**TEXTE À LIRE**
· · ·

Reliant Agordo au val di Zoldo entre les massifs du Civetta et de la Schiara, le Passo Duran offre une ascension dolomitique exigeante sur une route bien plus tranquille que ses célèbres voisins.
Une ascension régulière et exigeante
Depuis Agordo, il faut compter 12,1 km pour 994 m de dénivelé, à une moyenne de 8,2 % avec des passages entre 8 et 14 %. Le sommet se situe à 1601 m d’altitude, sur une route large et bien entretenue mais nettement moins fréquentée que les grands cols dolomitiques voisins.
Un vrai col du Giro d’Italia, loin des projecteurs
Apparu pour la première fois au Giro d’Italia en 1962, le Passo Duran a depuis été franchi en tête à une dizaine de reprises, par des coureurs comme Franco Bitossi (1966), Giovanni Battaglin (1980) ou Danilo Di Luca (2012). Il doit revenir au programme du Giro 2026 dans une étape reine des Dolomites associant Staulanza, Giau et Falzarego, preuve que ce col discret reste apprécié des organisateurs pour relier les grands sommets voisins.

· · ·

**DONNÉES FOURNIES**
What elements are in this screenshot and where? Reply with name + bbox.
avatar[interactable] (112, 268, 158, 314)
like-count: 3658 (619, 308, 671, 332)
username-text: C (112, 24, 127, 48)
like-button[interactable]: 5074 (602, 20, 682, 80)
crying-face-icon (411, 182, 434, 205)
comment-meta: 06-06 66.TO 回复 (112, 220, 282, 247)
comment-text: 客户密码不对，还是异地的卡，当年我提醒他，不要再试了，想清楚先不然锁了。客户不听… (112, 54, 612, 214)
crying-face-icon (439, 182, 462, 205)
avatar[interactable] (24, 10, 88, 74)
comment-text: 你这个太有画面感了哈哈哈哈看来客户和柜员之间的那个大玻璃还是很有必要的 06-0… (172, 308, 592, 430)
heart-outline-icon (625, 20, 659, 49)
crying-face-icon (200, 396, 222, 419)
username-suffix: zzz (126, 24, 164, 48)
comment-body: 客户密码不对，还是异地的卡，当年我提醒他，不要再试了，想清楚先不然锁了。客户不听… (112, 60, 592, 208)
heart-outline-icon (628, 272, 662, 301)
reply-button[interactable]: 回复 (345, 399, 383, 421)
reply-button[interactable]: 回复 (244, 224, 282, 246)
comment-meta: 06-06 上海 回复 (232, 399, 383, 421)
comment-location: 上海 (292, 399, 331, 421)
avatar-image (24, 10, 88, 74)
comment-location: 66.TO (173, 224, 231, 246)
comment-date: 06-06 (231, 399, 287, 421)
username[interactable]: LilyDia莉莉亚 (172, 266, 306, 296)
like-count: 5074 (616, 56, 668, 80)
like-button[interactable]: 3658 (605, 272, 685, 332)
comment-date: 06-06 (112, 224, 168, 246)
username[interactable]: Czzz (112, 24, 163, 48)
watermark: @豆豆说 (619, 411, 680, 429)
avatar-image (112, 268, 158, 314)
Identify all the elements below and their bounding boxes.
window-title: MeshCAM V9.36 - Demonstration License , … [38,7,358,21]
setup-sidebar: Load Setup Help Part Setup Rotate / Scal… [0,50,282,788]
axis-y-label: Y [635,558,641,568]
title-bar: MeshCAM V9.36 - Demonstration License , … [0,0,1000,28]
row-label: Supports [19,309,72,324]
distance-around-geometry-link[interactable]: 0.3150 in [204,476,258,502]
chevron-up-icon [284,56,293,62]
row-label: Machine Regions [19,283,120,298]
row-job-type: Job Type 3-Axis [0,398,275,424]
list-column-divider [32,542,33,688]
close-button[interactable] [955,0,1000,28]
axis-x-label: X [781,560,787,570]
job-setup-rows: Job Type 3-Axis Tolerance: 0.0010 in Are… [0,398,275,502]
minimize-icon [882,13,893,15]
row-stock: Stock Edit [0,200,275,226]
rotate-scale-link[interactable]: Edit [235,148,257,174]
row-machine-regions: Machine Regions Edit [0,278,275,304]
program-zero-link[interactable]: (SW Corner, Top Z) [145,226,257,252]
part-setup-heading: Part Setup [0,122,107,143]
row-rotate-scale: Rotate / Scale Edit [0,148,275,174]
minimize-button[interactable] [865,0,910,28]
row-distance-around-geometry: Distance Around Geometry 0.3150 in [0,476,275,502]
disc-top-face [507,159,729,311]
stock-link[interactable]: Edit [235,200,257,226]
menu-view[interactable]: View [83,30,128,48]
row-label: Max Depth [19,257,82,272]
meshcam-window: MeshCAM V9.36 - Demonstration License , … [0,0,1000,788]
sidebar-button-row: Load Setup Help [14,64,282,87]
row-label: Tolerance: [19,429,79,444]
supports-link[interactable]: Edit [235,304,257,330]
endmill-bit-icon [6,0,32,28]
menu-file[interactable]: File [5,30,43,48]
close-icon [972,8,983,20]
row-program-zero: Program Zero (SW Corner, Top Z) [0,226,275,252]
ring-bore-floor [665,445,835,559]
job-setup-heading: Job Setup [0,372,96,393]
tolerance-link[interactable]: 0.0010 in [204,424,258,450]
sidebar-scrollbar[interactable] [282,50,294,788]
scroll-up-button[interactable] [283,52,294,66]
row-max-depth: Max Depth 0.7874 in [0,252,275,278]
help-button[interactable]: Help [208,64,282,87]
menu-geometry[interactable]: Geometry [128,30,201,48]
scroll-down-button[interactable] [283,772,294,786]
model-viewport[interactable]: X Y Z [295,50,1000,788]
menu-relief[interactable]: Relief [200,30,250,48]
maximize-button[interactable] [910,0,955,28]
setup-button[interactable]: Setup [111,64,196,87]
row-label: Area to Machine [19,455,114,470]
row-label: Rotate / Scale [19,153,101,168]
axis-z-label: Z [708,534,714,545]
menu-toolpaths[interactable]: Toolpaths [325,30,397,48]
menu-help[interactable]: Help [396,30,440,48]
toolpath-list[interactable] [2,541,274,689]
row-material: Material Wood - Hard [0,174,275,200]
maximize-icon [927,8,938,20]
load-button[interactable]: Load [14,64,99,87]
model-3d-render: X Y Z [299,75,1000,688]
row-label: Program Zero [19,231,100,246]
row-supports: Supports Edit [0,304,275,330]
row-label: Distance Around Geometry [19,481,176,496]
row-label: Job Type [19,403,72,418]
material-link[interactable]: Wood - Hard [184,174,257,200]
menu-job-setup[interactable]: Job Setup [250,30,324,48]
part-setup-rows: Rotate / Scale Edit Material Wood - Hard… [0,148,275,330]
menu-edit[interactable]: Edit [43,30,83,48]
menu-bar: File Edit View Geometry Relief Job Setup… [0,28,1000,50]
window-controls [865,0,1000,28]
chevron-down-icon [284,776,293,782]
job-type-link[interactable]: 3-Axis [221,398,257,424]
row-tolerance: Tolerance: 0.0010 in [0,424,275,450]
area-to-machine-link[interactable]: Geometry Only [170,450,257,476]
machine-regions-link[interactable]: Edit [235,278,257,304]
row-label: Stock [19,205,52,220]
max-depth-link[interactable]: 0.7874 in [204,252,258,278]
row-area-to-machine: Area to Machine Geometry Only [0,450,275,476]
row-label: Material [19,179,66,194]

· · ·

**EXERCICE**
Reprenez le texte sur le Passo Duran et poursuivez-le à partir de sa dernière phrase. Ces données n'ont aucun lien avec le texte sur le Passo Duran.

**RÉPONSE CI-DESSOUS**
Comment aborder la sortie
Un plateau compact suffit à gérer les passages à 14 % sans forcer, tandis que des lunettes de soleil de qualité protègent des reflets lumineux typiques des Dolomites en fin de matinée.
Quand y grimper
De mai à octobre, la route n’étant pas systématiquement déneigée en hiver et pouvant rester fermée par épisodes selon l’enneigement.
Bon à savoir
Agordo, ville de départ, constitue une base tranquille pour explorer les Dolomites bellunaises, entre le massif du Civetta au nord et celui de la Schiara au sud, deux ensembles moins fréquentés que le cœur touristique du Sud Tyrol.